(Data items)
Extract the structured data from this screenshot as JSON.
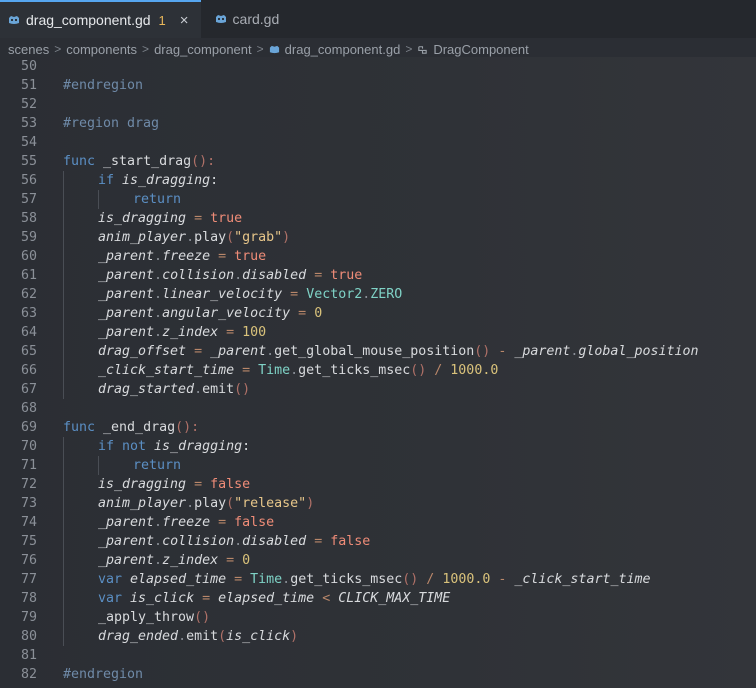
{
  "tabs": [
    {
      "label": "drag_component.gd",
      "badge": "1",
      "active": true,
      "icon": "godot-icon"
    },
    {
      "label": "card.gd",
      "badge": "",
      "active": false,
      "icon": "godot-icon"
    }
  ],
  "tab_close": "×",
  "breadcrumb": {
    "items": [
      "scenes",
      "components",
      "drag_component",
      "drag_component.gd",
      "DragComponent"
    ],
    "separator": ">"
  },
  "code_lines": [
    {
      "n": "50",
      "indent": 0,
      "tokens": []
    },
    {
      "n": "51",
      "indent": 0,
      "tokens": [
        [
          "cm",
          "#endregion"
        ]
      ]
    },
    {
      "n": "52",
      "indent": 0,
      "tokens": []
    },
    {
      "n": "53",
      "indent": 0,
      "tokens": [
        [
          "cm",
          "#region drag"
        ]
      ]
    },
    {
      "n": "54",
      "indent": 0,
      "tokens": []
    },
    {
      "n": "55",
      "indent": 0,
      "tokens": [
        [
          "kw",
          "func"
        ],
        [
          "fn",
          " _start_drag"
        ],
        [
          "pn",
          "():"
        ]
      ]
    },
    {
      "n": "56",
      "indent": 1,
      "tokens": [
        [
          "kw",
          "if "
        ],
        [
          "id",
          "is_dragging"
        ],
        [
          "fn",
          ":"
        ]
      ]
    },
    {
      "n": "57",
      "indent": 2,
      "tokens": [
        [
          "kw",
          "return"
        ]
      ]
    },
    {
      "n": "58",
      "indent": 1,
      "tokens": [
        [
          "id",
          "is_dragging"
        ],
        [
          "op",
          " = "
        ],
        [
          "bool",
          "true"
        ]
      ]
    },
    {
      "n": "59",
      "indent": 1,
      "tokens": [
        [
          "id",
          "anim_player"
        ],
        [
          "dot",
          "."
        ],
        [
          "mth",
          "play"
        ],
        [
          "pn",
          "("
        ],
        [
          "str",
          "\"grab\""
        ],
        [
          "pn",
          ")"
        ]
      ]
    },
    {
      "n": "60",
      "indent": 1,
      "tokens": [
        [
          "id",
          "_parent"
        ],
        [
          "dot",
          "."
        ],
        [
          "pr",
          "freeze"
        ],
        [
          "op",
          " = "
        ],
        [
          "bool",
          "true"
        ]
      ]
    },
    {
      "n": "61",
      "indent": 1,
      "tokens": [
        [
          "id",
          "_parent"
        ],
        [
          "dot",
          "."
        ],
        [
          "pr",
          "collision"
        ],
        [
          "dot",
          "."
        ],
        [
          "pr",
          "disabled"
        ],
        [
          "op",
          " = "
        ],
        [
          "bool",
          "true"
        ]
      ]
    },
    {
      "n": "62",
      "indent": 1,
      "tokens": [
        [
          "id",
          "_parent"
        ],
        [
          "dot",
          "."
        ],
        [
          "pr",
          "linear_velocity"
        ],
        [
          "op",
          " = "
        ],
        [
          "cls",
          "Vector2"
        ],
        [
          "dot",
          "."
        ],
        [
          "cls",
          "ZERO"
        ]
      ]
    },
    {
      "n": "63",
      "indent": 1,
      "tokens": [
        [
          "id",
          "_parent"
        ],
        [
          "dot",
          "."
        ],
        [
          "pr",
          "angular_velocity"
        ],
        [
          "op",
          " = "
        ],
        [
          "num",
          "0"
        ]
      ]
    },
    {
      "n": "64",
      "indent": 1,
      "tokens": [
        [
          "id",
          "_parent"
        ],
        [
          "dot",
          "."
        ],
        [
          "pr",
          "z_index"
        ],
        [
          "op",
          " = "
        ],
        [
          "num",
          "100"
        ]
      ]
    },
    {
      "n": "65",
      "indent": 1,
      "tokens": [
        [
          "id",
          "drag_offset"
        ],
        [
          "op",
          " = "
        ],
        [
          "id",
          "_parent"
        ],
        [
          "dot",
          "."
        ],
        [
          "mth",
          "get_global_mouse_position"
        ],
        [
          "pn",
          "()"
        ],
        [
          "op",
          " - "
        ],
        [
          "id",
          "_parent"
        ],
        [
          "dot",
          "."
        ],
        [
          "pr",
          "global_position"
        ]
      ]
    },
    {
      "n": "66",
      "indent": 1,
      "tokens": [
        [
          "id",
          "_click_start_time"
        ],
        [
          "op",
          " = "
        ],
        [
          "cls",
          "Time"
        ],
        [
          "dot",
          "."
        ],
        [
          "mth",
          "get_ticks_msec"
        ],
        [
          "pn",
          "()"
        ],
        [
          "op",
          " / "
        ],
        [
          "num",
          "1000.0"
        ]
      ]
    },
    {
      "n": "67",
      "indent": 1,
      "tokens": [
        [
          "id",
          "drag_started"
        ],
        [
          "dot",
          "."
        ],
        [
          "mth",
          "emit"
        ],
        [
          "pn",
          "()"
        ]
      ]
    },
    {
      "n": "68",
      "indent": 0,
      "tokens": []
    },
    {
      "n": "69",
      "indent": 0,
      "tokens": [
        [
          "kw",
          "func"
        ],
        [
          "fn",
          " _end_drag"
        ],
        [
          "pn",
          "():"
        ]
      ]
    },
    {
      "n": "70",
      "indent": 1,
      "tokens": [
        [
          "kw",
          "if not "
        ],
        [
          "id",
          "is_dragging"
        ],
        [
          "fn",
          ":"
        ]
      ]
    },
    {
      "n": "71",
      "indent": 2,
      "tokens": [
        [
          "kw",
          "return"
        ]
      ]
    },
    {
      "n": "72",
      "indent": 1,
      "tokens": [
        [
          "id",
          "is_dragging"
        ],
        [
          "op",
          " = "
        ],
        [
          "bool",
          "false"
        ]
      ]
    },
    {
      "n": "73",
      "indent": 1,
      "tokens": [
        [
          "id",
          "anim_player"
        ],
        [
          "dot",
          "."
        ],
        [
          "mth",
          "play"
        ],
        [
          "pn",
          "("
        ],
        [
          "str",
          "\"release\""
        ],
        [
          "pn",
          ")"
        ]
      ]
    },
    {
      "n": "74",
      "indent": 1,
      "tokens": [
        [
          "id",
          "_parent"
        ],
        [
          "dot",
          "."
        ],
        [
          "pr",
          "freeze"
        ],
        [
          "op",
          " = "
        ],
        [
          "bool",
          "false"
        ]
      ]
    },
    {
      "n": "75",
      "indent": 1,
      "tokens": [
        [
          "id",
          "_parent"
        ],
        [
          "dot",
          "."
        ],
        [
          "pr",
          "collision"
        ],
        [
          "dot",
          "."
        ],
        [
          "pr",
          "disabled"
        ],
        [
          "op",
          " = "
        ],
        [
          "bool",
          "false"
        ]
      ]
    },
    {
      "n": "76",
      "indent": 1,
      "tokens": [
        [
          "id",
          "_parent"
        ],
        [
          "dot",
          "."
        ],
        [
          "pr",
          "z_index"
        ],
        [
          "op",
          " = "
        ],
        [
          "num",
          "0"
        ]
      ]
    },
    {
      "n": "77",
      "indent": 1,
      "tokens": [
        [
          "kw",
          "var "
        ],
        [
          "id",
          "elapsed_time"
        ],
        [
          "op",
          " = "
        ],
        [
          "cls",
          "Time"
        ],
        [
          "dot",
          "."
        ],
        [
          "mth",
          "get_ticks_msec"
        ],
        [
          "pn",
          "()"
        ],
        [
          "op",
          " / "
        ],
        [
          "num",
          "1000.0"
        ],
        [
          "op",
          " - "
        ],
        [
          "id",
          "_click_start_time"
        ]
      ]
    },
    {
      "n": "78",
      "indent": 1,
      "tokens": [
        [
          "kw",
          "var "
        ],
        [
          "id",
          "is_click"
        ],
        [
          "op",
          " = "
        ],
        [
          "id",
          "elapsed_time"
        ],
        [
          "op",
          " < "
        ],
        [
          "id",
          "CLICK_MAX_TIME"
        ]
      ]
    },
    {
      "n": "79",
      "indent": 1,
      "tokens": [
        [
          "fn",
          "_apply_throw"
        ],
        [
          "pn",
          "()"
        ]
      ]
    },
    {
      "n": "80",
      "indent": 1,
      "tokens": [
        [
          "id",
          "drag_ended"
        ],
        [
          "dot",
          "."
        ],
        [
          "mth",
          "emit"
        ],
        [
          "pn",
          "("
        ],
        [
          "id",
          "is_click"
        ],
        [
          "pn",
          ")"
        ]
      ]
    },
    {
      "n": "81",
      "indent": 0,
      "tokens": []
    },
    {
      "n": "82",
      "indent": 0,
      "tokens": [
        [
          "cm",
          "#endregion"
        ]
      ]
    }
  ]
}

_Stated exercise_
Select all lines with the word "label" from the entries above.

_Complete answer_
      "label": "drag_component.gd",
      "label": "card.gd",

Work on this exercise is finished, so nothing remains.